### Provided text:
— Start —
Remain in short positions as correction is still in effect. Last Friday’s session was led by the buyers, as the FKLI registered a 3.5-pt increase to close at 1,748 pts. A white candle was formed after it hovered between a low of 1,713 pts and high of 1,753 pts. However, this does not negate our bearish view, as no strong upside movement has been sighted yet. Although we highlighted that a reversal “Bullish Harami” candlestick pattern was formed on 31 May, a strong upside follow-through is needed to confirm that the bullish bias has returned. Meanwhile, the fact that the 14-day RSI indicator is hovering below the 50-pt neutral level implies that market strength is still weak. This suggests that the correction is not at its limit yet.

As long as there is no strong upside movement, opportunities would still lean more towards the sellers. Thus, traders are advised to stay in short positions, with a trailing-stop set at 1,766.5 pts to keep some of the trading profits. The short call was initiated at 1,804.5 pts, or the closing level of 23 May.

We set the immediate support at 1,700 pts. If this level is taken out, the next support is pegged at 1,661 pts, obtained from the low of 19 Jan 2017. Towards the upside, our immediate resistance remains at 1,766.5 pts, the low of 24 May. The following resistance is set at the 1,816.5-pt mark, which was the high of 24 May.
— End —
### Work to do:
- a) In the FKLI commentary, at what level was the short call initiated?
- b) In the FKLI commentary, write out the passage from "As long as there" up to and including "high of 24 May." again, substituting "bears" for "sellers".

### Record list:
— Start —
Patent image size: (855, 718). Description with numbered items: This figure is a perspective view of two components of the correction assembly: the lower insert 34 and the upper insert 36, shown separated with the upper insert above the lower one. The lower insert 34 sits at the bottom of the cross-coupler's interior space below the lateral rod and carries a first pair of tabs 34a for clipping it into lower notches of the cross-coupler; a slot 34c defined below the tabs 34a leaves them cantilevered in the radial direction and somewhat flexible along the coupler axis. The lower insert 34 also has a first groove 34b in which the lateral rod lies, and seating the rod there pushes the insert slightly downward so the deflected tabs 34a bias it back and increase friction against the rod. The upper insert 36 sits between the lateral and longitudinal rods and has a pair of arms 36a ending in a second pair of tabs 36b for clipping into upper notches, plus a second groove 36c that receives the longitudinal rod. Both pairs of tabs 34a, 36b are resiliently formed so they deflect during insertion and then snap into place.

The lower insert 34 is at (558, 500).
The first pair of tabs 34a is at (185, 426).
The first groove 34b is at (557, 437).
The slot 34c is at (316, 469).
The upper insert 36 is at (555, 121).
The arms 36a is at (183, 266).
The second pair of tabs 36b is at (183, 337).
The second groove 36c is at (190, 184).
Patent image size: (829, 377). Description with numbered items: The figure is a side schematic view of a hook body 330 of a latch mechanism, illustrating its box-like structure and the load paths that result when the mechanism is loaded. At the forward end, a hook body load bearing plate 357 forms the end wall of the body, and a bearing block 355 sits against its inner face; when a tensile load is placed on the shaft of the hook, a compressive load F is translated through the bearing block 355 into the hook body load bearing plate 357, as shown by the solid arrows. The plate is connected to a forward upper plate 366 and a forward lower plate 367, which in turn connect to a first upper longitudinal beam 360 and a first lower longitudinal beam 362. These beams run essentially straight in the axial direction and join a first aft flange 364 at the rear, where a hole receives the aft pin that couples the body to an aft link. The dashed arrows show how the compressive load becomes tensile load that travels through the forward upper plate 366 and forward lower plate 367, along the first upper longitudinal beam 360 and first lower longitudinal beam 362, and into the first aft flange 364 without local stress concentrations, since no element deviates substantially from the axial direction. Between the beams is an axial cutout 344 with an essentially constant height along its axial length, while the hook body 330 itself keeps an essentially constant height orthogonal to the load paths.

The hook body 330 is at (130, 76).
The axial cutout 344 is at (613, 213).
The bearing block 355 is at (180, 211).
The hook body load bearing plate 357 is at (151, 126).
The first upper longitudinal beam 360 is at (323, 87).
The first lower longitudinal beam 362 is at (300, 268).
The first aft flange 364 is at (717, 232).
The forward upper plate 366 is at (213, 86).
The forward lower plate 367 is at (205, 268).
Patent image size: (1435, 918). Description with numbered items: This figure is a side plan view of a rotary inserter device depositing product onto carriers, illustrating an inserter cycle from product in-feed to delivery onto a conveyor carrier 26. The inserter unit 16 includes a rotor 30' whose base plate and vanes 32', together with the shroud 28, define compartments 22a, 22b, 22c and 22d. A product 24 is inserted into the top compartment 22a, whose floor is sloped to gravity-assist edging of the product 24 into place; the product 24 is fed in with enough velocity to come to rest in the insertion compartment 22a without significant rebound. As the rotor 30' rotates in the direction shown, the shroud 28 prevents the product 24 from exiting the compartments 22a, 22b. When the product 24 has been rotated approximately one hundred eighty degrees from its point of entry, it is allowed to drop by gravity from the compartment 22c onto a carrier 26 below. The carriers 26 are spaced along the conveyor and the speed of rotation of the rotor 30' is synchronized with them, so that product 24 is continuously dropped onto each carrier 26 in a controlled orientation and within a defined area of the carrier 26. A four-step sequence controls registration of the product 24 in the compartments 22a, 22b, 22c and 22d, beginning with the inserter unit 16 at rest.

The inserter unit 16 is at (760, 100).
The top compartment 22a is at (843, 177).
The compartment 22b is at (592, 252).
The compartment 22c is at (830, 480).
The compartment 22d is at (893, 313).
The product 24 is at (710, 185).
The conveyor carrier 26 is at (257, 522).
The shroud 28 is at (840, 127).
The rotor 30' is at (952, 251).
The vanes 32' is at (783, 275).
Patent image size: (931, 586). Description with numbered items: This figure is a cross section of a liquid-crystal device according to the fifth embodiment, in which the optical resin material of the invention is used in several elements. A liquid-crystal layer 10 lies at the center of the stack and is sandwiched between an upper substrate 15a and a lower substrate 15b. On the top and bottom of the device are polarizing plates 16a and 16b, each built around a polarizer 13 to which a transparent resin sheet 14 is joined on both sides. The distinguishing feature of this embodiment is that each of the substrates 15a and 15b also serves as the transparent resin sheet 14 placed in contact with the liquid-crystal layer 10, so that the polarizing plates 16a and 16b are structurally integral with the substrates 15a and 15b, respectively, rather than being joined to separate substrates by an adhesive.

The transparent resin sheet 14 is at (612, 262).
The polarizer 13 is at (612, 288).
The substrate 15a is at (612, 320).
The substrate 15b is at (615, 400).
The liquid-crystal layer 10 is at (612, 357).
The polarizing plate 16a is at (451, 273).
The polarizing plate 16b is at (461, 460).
— End —
### Worked solutions:
- a) At 1,804.5 pts, the closing level of 23 May.

- b)
As long as there is no strong upside movement, opportunities would still lean more towards the bears. Thus, traders are advised to stay in short positions, with a trailing-stop set at 1,766.5 pts to keep some of the trading profits. The short call was initiated at 1,804.5 pts, or the closing level of 23 May.

We set the immediate support at 1,700 pts. If this level is taken out, the next support is pegged at 1,661 pts, obtained from the low of 19 Jan 2017. Towards the upside, our immediate resistance remains at 1,766.5 pts, the low of 24 May. The following resistance is set at the 1,816.5-pt mark, which was the high of 24 May.